- Direction
Filter this data down to the lines that hold "might", and copy them.

(Dataset items)
++++++++++
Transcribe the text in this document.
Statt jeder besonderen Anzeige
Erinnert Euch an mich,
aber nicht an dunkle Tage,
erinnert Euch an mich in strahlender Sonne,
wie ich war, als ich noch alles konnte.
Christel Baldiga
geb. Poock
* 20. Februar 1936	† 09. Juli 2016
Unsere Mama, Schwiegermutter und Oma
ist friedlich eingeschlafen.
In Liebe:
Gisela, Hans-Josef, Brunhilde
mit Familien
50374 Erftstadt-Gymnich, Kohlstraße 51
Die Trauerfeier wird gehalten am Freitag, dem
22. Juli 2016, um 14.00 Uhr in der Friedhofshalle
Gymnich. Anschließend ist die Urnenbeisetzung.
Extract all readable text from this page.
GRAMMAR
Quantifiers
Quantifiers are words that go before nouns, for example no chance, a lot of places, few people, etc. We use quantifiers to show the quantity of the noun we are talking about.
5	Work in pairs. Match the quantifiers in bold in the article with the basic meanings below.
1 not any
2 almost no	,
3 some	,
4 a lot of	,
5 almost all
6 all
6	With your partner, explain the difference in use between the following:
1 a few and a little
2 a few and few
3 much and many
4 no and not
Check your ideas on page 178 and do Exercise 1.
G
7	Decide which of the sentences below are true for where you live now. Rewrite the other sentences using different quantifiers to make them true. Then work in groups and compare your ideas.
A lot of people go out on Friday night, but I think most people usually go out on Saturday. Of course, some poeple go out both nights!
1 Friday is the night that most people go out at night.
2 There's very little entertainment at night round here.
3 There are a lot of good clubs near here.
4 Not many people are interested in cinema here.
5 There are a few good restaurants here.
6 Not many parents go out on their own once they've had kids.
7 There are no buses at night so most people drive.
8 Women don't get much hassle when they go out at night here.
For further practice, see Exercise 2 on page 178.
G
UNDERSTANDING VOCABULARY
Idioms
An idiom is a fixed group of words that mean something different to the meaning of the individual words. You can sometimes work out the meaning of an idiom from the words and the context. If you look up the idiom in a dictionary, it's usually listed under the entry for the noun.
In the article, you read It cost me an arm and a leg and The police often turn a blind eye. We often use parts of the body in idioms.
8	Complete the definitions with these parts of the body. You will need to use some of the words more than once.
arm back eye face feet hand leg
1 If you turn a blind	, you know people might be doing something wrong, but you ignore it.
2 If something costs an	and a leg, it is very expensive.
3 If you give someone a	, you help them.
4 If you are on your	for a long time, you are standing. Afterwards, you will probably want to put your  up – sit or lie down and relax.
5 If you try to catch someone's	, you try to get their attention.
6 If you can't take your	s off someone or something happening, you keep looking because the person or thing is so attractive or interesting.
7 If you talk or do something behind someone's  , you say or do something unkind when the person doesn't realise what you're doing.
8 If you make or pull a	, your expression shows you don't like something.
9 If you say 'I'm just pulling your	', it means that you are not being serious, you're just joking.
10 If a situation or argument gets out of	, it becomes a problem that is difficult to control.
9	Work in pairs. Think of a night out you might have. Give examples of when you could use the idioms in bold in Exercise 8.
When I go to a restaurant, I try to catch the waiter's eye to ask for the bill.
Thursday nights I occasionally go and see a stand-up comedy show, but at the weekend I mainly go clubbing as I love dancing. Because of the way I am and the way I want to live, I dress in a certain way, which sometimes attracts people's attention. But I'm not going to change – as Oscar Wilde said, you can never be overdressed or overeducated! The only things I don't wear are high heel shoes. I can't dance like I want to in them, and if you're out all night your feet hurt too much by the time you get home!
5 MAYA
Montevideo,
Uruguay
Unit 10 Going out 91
++++++++++
- Solution to this exercise
1 If you turn a blind	, you know people might be doing something wrong, but you ignore it.
9	Work in pairs. Think of a night out you might have. Give examples of when you could use the idioms in bold in Exercise 8.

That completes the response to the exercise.